今回取上げた『ロッカク』ですが、まずは、裏表紙に書いてあったあらすじをご紹介します。 ものづくりとは何か? 働くとは何か? を問う、熱血技術漫画!! ものづくりの技術を競う技能五輪大会。その大会で見かけた凄腕職人・鉄流太(くろがね・りゅうた)に憧れ、工場へ入社した新人技術者・月光トキオ(つきみつ・ときお)は、初日から感電、装置の損傷、納品先でのトラブルなど失敗ばかり……。誰も教えてくれない状況の中、ベテラン職人・原成がトキオの指導をかって出るが?!
物語は、技能五輪大会のシーンから幕を開けます。技能五輪大会とは、<全国の若き技術者たちが互いの“技”を競い合い、その目標へ向かっての日々の鍛錬が、どれだけ大きな力になるかを証明できる大会>なんです(フィクションじゃなくて本当にある大会なんですよ)。
高校を卒業してフラッと技能五輪大会を見に来た、この物語の主人公・月光トキオは、大会に参加していた1人の技能者に魅せられます。その技術者というのが、後にトキオが就職することになる町工場「立花メカニカル」の鉄流太(くろがね りゅうた)。鉄は超一流の技術を持った叩き上げの技術者で、“この大会に優勝するためだけに部署が作られるような大手企業の技術者たち”を凌駕する技術で、課題をクリアするのですが、なかなか破天荒なところがありまして。「技能者らしい態度とは言いがたい」という理由で、失格になってしまうんですね。

項目一覧 »
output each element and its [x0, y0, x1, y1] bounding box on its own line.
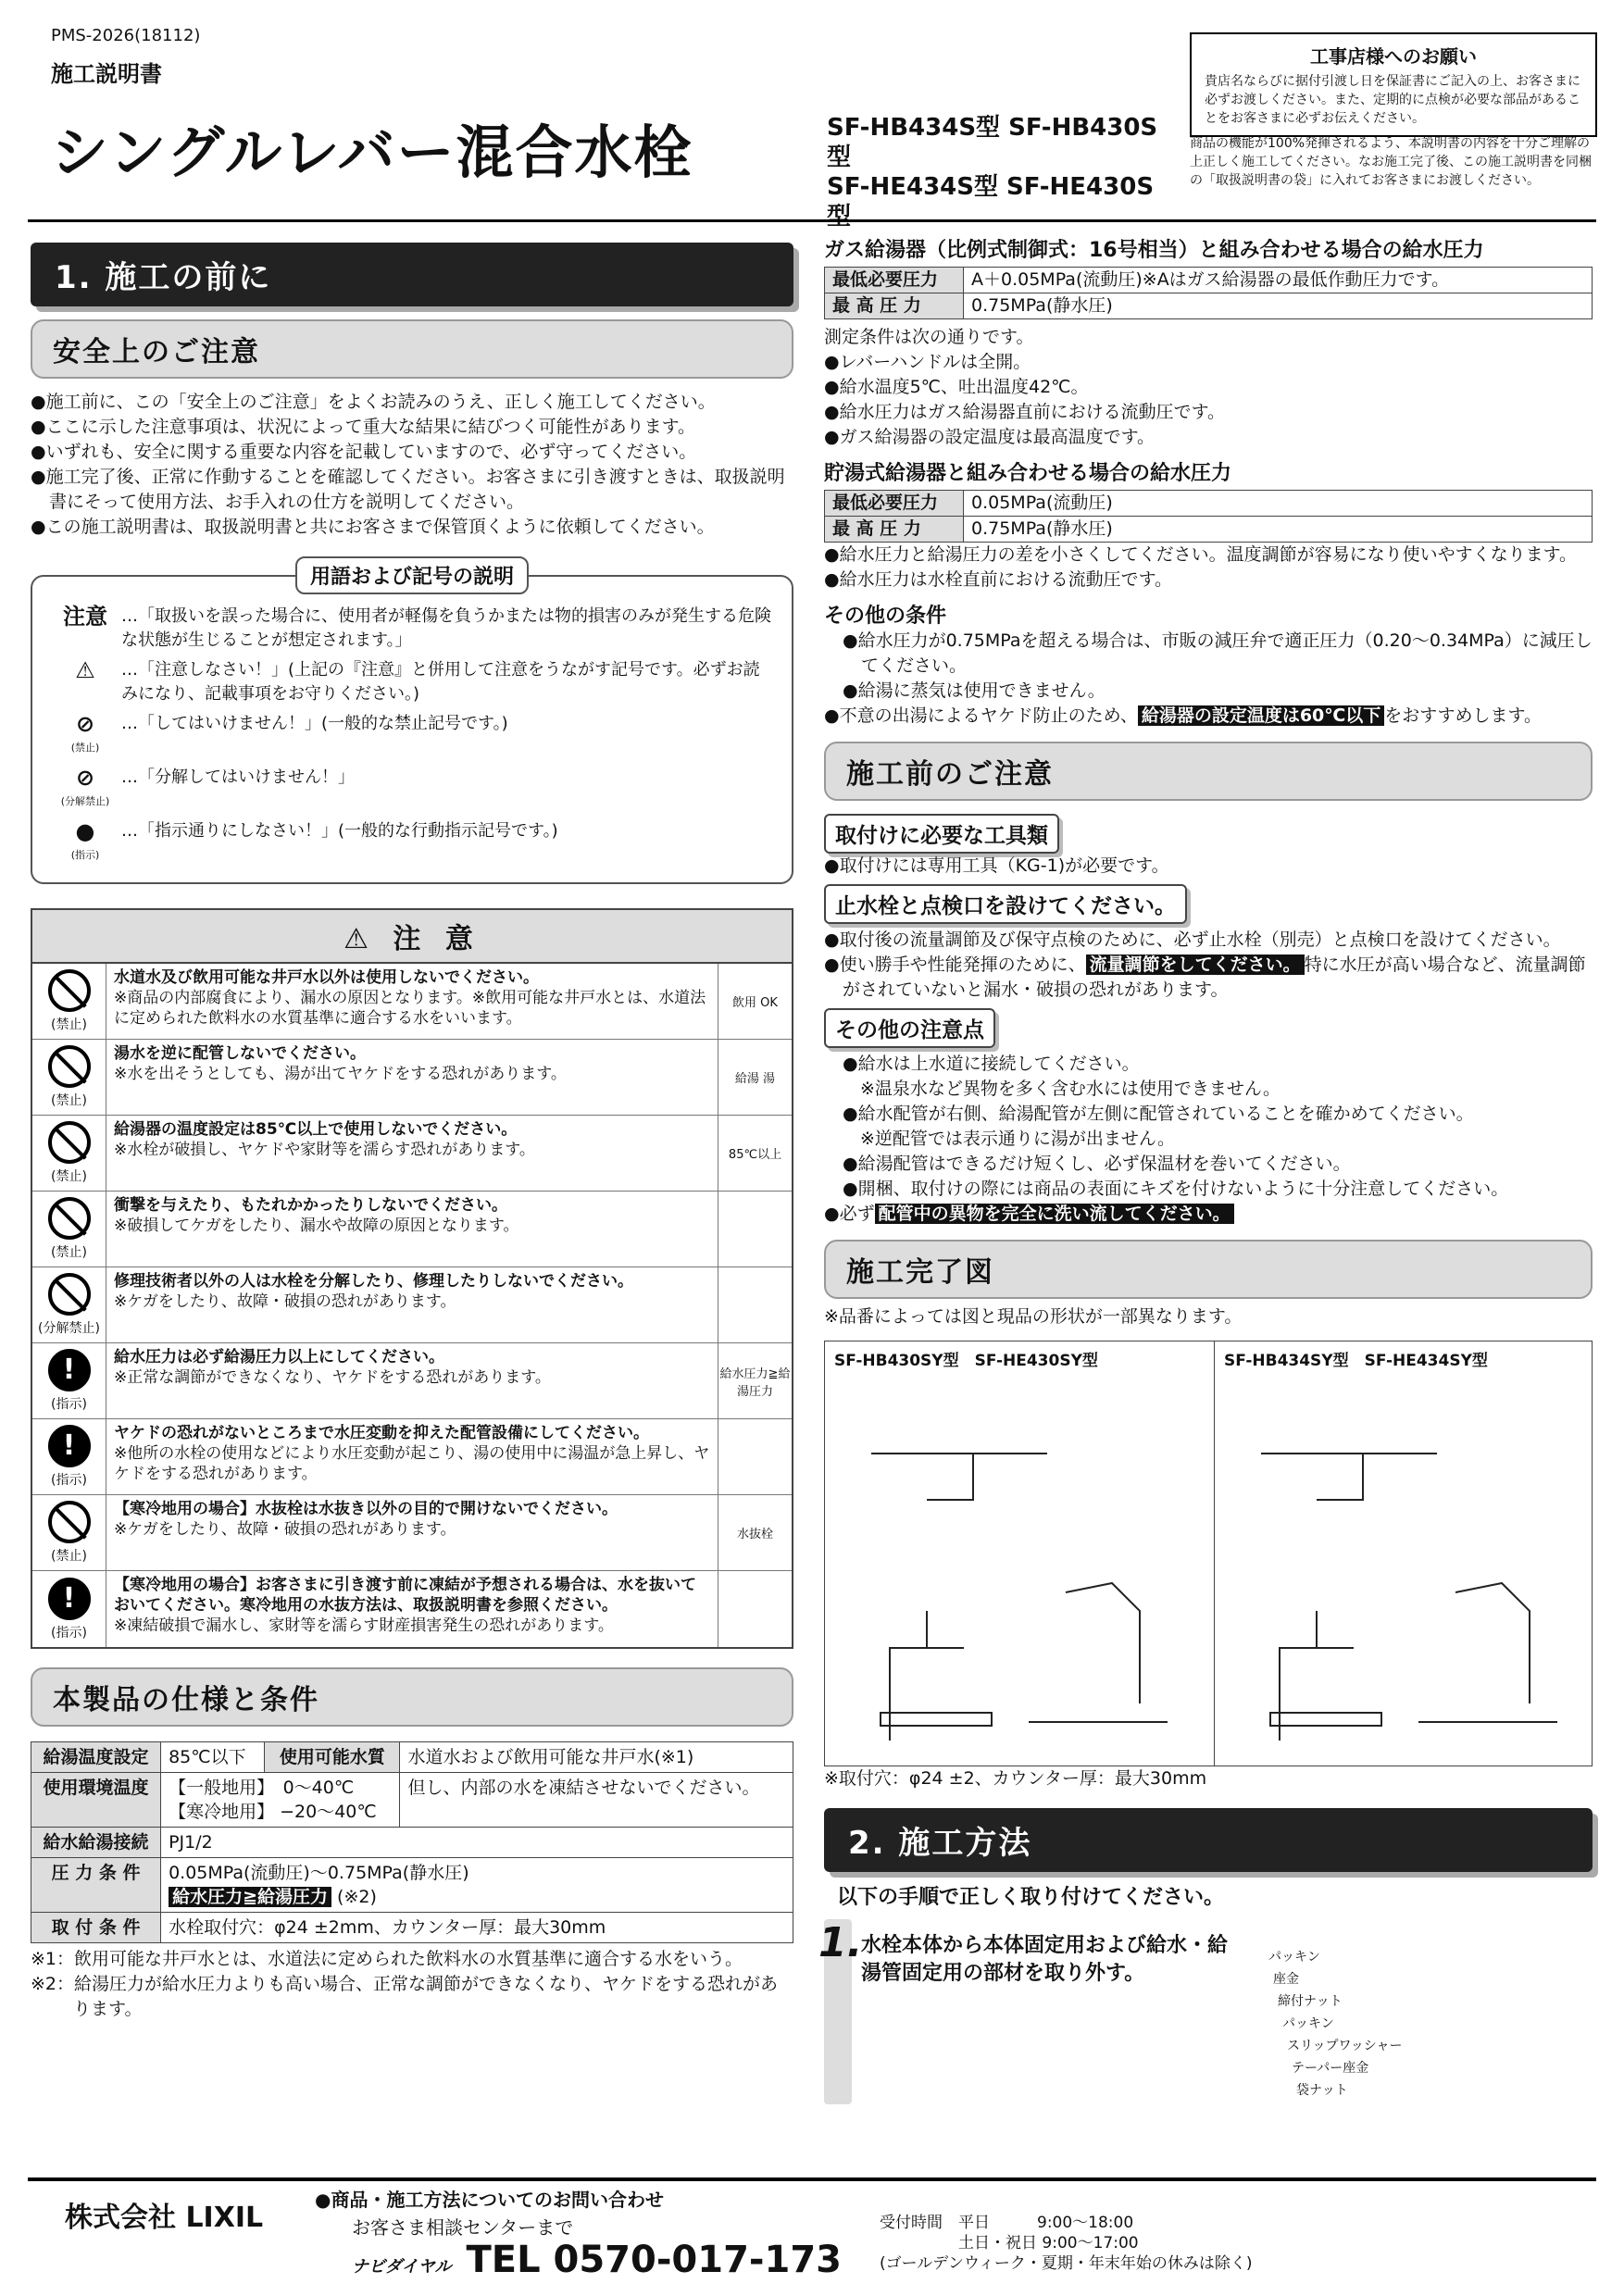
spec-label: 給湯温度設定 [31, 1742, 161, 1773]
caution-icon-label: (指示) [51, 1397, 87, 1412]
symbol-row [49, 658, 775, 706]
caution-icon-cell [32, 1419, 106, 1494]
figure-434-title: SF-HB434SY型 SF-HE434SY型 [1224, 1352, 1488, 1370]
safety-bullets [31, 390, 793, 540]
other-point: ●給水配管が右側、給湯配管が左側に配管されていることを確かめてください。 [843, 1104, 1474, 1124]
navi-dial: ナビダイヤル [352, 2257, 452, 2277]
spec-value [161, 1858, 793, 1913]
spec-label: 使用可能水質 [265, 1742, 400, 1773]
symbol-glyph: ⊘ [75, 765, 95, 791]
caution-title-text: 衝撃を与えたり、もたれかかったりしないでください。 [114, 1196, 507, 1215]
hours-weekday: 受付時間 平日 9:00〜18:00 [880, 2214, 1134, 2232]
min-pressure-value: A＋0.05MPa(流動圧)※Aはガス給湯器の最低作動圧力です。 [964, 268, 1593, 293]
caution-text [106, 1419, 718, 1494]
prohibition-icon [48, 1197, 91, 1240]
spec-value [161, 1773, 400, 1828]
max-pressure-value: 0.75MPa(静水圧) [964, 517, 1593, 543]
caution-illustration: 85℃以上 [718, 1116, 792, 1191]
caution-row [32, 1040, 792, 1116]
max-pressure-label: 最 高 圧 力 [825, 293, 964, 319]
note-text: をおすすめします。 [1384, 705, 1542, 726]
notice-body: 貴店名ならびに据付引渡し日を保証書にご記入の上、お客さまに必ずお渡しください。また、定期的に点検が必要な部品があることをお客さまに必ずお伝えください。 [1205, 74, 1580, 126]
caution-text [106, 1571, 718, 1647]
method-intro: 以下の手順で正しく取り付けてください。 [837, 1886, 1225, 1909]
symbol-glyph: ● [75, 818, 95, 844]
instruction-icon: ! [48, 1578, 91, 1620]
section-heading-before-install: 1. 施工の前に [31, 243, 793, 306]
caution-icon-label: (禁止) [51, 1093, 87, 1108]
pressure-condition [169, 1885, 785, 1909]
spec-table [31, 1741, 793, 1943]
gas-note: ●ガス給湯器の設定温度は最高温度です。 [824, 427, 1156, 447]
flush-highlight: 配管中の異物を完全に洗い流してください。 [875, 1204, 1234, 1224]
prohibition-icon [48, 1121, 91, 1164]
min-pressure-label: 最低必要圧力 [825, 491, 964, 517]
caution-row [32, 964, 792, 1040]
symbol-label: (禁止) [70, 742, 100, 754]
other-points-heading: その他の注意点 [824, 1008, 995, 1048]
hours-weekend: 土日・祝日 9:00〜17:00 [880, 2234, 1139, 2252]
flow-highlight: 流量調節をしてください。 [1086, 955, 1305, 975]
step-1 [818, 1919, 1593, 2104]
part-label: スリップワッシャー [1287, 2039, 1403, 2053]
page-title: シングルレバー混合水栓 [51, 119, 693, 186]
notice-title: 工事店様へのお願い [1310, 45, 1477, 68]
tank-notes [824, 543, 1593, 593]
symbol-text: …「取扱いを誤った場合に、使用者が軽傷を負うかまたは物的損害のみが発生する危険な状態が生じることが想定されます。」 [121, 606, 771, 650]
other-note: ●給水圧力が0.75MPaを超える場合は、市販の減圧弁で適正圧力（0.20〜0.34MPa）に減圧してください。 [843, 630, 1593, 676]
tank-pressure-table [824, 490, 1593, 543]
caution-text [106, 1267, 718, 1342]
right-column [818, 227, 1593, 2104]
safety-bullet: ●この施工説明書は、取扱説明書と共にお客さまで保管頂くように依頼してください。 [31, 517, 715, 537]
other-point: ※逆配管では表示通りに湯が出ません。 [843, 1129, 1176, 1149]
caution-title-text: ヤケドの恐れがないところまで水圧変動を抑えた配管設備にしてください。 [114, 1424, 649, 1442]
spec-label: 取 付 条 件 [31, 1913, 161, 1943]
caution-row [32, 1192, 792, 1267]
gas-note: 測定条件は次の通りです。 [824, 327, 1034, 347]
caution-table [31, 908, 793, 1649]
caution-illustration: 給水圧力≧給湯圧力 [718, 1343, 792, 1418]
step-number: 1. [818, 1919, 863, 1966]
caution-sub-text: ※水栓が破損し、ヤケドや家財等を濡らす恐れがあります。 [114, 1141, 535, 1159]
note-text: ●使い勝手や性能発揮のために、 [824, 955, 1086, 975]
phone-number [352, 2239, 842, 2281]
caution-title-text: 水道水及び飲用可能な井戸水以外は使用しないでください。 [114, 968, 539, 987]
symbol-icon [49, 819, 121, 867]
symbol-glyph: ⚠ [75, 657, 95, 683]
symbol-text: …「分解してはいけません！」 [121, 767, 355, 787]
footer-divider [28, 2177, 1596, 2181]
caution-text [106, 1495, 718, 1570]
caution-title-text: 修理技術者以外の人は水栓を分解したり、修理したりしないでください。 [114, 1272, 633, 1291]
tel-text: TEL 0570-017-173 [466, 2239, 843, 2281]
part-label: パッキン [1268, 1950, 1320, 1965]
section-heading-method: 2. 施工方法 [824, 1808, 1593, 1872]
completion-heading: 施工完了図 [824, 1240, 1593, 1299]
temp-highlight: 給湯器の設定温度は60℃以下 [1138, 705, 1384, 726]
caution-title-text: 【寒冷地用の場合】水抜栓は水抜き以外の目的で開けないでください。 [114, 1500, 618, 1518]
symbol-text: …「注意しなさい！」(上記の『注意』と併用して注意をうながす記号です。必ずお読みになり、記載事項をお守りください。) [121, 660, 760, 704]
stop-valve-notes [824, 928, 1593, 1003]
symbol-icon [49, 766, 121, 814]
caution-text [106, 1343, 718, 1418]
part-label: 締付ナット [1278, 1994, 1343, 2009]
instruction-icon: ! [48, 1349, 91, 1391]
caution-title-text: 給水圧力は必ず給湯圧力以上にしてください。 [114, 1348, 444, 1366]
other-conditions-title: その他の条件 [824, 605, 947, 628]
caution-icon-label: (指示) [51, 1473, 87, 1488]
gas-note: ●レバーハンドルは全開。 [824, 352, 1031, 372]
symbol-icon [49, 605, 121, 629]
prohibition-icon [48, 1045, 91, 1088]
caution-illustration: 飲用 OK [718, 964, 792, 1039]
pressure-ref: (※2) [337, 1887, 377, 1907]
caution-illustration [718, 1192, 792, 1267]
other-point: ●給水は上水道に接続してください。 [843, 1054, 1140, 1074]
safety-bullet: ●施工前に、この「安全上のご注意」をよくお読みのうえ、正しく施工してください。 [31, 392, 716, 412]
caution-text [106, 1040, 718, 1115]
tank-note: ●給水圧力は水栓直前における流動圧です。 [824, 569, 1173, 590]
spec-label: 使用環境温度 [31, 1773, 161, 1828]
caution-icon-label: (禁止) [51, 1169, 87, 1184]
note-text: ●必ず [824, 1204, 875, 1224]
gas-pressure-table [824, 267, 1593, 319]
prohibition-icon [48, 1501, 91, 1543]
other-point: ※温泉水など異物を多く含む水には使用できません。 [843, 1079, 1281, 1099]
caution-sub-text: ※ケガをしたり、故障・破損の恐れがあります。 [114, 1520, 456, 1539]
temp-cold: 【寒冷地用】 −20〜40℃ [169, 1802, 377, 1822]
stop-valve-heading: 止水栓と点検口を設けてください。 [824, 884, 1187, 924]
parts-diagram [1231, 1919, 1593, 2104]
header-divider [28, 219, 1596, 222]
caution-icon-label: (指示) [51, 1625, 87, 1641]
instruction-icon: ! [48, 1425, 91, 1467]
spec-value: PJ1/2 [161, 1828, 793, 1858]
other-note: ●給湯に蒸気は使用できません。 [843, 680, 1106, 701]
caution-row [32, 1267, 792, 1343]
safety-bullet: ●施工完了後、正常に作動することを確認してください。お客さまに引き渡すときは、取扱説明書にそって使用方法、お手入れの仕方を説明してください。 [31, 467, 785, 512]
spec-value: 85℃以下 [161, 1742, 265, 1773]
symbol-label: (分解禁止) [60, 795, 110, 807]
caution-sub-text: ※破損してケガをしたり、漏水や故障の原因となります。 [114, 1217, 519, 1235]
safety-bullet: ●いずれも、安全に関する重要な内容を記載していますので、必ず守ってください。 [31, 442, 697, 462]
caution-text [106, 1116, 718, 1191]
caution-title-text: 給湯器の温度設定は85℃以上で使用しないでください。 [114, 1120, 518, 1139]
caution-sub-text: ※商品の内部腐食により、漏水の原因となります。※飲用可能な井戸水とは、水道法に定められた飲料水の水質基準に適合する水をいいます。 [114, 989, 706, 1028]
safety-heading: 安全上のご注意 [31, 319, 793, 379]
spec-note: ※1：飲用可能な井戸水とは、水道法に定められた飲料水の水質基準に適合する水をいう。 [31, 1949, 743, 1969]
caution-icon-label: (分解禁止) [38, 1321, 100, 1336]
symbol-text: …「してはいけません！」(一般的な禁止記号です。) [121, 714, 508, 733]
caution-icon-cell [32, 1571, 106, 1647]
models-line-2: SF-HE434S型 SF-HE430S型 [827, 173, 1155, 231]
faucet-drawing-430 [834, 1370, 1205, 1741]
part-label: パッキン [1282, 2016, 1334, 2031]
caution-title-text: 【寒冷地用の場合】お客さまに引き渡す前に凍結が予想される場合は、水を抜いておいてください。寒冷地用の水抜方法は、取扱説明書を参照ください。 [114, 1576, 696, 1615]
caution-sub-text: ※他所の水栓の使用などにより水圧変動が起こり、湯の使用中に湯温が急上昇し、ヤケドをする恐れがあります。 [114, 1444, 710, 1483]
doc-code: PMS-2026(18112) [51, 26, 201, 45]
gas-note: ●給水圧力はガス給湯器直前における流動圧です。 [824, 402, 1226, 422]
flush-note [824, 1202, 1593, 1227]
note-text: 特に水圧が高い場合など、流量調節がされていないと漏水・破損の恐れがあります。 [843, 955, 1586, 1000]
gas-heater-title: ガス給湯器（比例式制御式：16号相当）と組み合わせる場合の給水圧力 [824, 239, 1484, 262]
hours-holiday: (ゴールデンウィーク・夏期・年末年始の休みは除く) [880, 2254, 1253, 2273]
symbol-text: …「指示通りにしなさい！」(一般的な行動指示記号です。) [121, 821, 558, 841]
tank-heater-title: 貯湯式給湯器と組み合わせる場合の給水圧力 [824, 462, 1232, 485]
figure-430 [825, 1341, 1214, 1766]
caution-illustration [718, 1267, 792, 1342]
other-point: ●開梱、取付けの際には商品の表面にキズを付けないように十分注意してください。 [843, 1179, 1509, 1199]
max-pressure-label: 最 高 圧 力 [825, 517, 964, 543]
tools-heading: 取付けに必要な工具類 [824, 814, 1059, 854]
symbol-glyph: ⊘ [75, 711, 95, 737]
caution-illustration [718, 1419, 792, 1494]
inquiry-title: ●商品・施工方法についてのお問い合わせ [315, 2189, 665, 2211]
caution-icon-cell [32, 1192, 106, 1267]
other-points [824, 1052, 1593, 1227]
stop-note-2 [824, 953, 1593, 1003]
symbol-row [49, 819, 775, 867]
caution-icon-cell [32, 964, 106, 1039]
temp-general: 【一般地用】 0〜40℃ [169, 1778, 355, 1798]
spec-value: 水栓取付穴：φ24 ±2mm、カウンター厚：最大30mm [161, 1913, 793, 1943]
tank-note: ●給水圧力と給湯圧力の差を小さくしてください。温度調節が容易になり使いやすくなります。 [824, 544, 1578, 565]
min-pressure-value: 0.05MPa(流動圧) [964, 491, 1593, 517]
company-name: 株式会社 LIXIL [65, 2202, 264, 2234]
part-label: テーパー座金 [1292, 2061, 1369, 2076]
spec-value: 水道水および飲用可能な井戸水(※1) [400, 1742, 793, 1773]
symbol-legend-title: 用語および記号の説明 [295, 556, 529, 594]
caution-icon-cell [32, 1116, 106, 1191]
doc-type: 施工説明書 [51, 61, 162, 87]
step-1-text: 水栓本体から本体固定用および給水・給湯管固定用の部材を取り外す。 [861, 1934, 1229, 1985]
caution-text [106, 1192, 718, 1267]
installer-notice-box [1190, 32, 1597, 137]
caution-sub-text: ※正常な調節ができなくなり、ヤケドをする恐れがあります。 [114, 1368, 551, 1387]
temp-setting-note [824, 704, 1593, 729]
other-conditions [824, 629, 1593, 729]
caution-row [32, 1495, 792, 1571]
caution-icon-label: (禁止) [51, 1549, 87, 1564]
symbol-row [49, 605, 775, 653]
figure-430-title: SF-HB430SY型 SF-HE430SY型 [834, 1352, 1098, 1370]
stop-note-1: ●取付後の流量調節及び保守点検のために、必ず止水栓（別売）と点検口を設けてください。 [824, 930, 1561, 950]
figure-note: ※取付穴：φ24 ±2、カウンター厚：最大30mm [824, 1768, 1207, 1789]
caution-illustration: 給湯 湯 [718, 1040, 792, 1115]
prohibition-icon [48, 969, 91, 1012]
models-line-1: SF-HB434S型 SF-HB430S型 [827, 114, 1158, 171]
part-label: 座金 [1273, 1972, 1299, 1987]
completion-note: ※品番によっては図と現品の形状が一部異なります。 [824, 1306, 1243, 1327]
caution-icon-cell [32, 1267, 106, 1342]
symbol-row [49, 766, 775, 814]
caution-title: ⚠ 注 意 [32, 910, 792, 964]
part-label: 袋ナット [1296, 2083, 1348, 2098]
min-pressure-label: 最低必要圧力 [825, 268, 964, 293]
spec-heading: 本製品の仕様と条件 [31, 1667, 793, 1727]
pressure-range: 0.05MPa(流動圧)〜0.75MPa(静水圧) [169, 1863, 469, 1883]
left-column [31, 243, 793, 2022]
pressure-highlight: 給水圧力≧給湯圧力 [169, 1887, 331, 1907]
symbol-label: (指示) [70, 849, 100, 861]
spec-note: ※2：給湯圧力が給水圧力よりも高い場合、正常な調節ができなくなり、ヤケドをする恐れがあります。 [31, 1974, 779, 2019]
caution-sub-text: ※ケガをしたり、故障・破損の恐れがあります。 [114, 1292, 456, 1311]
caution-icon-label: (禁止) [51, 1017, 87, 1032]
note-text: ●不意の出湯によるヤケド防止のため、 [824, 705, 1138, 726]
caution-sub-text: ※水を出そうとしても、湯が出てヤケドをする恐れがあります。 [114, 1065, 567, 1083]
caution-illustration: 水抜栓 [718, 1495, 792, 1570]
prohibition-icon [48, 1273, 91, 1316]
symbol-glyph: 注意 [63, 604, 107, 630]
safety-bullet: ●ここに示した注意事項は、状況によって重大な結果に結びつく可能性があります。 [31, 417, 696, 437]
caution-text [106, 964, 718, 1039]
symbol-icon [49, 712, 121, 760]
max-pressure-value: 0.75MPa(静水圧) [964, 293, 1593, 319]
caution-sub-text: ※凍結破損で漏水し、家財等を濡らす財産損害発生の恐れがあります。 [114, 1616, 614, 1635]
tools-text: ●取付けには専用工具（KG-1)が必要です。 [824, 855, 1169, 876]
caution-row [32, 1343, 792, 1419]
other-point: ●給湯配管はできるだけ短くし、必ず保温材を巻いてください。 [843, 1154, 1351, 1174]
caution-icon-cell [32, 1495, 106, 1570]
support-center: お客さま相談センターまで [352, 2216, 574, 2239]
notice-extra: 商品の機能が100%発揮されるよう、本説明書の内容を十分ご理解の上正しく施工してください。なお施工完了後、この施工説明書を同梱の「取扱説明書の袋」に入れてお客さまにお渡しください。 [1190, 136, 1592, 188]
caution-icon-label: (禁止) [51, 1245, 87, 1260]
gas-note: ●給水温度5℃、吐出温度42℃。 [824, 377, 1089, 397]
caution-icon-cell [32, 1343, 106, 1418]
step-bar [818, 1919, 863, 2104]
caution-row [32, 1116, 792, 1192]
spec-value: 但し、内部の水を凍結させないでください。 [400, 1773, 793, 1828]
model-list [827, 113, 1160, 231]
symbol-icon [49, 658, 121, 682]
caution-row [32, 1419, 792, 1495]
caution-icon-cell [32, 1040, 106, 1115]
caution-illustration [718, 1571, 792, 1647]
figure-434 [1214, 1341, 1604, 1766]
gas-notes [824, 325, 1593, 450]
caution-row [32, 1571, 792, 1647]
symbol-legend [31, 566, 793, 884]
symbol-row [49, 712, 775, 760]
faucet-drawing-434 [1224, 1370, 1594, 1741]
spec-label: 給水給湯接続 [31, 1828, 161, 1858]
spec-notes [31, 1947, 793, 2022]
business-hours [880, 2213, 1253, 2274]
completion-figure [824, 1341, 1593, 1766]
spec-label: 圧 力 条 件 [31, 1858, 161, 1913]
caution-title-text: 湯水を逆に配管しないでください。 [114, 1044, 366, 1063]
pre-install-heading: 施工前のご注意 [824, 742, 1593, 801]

必要な作業 »
**a.** 『ロッカク』の紹介文をもとに、次の問いに答えよ。
(i) トキオが就職することになる町工場の名前は何か。
(ii) 鉄流太が大会で失格になった理由は何か。
(iii) トキオの指導をかって出たのは誰か。
**b.** 『ロッカク』の紹介文を、鉄流太の失格を述べた最後の文のあとから書き継げ。
項目は使わなくてよい。

各作業の結果 »
**a.**
(i) 立花メカニカル
(ii) 「技能者らしい態度とは言いがたい」という理由
(iii) ベテラン職人・原成

**b.**
失格とはいえ、技術は超一流。そんな鉄(くろがね)に魅せられたトキオは、立花メカニカルに入社することになりました。
技術者のものづくりの心とは
出社初日に待ち構えていたのは、立花メカニカル 社長の立花盤次郎(たちばな・はんじろう)と、専務の立花キリコ。 ※音声では「ばんじろう」と読みあげていますが正しくは「はんじろう」です。音声版も近日中に修正いたします。
そして、トキオが工場に足を踏み入れてすぐに・・・
「遅い新人! 早く手伝え! 今日中のこの2台出荷なんだー!」
と、キリコに怒鳴りつけられてしまいます。 入社初日で、いきなり現場に放り込まれて、しかも超短納期。もしかして、町工場ってこうなのかな? なんていう現実が見えておもしろいですね。
そしてトキオは、鉄(くろがね)にあこがれて入社したわけですから、「がんばるぞ〜!」と、やる気にはなっているのですが、どうにも効率が悪いのです。スクリューネジのケースを倒してバラ巻いてしまったり、ネジ穴をバカにしてしまったり、挙句、電源ケーブルを“通電したまま”切断しようとして感電してしまったり(笑)
そんな、技術はからっきしのトキオなんですが、職人の心はもっていたのです。いきつけのうどん屋さんでご飯を食べようとしたら、製麺機が故障して困っているうどん屋の店主の姿が。そんな店主を見て、ここでトキオは、「うちが直します!」と、製麺機の修理を、勝手に請け負ってしまうんです。
工場に持って帰ってバラしてみるも、もう製造されていない機械のため部品の交換もできないし、代替えできない部品も出てきて、苦労します。トキオは技術もまだまだ半人前ですから、結局製麺機をバラバラにしてしまってどうしようもなくなってしまうんです。
見かねた古株の社員、原成(はらなり)さんがここで出てきます。
情熱は革命を起す!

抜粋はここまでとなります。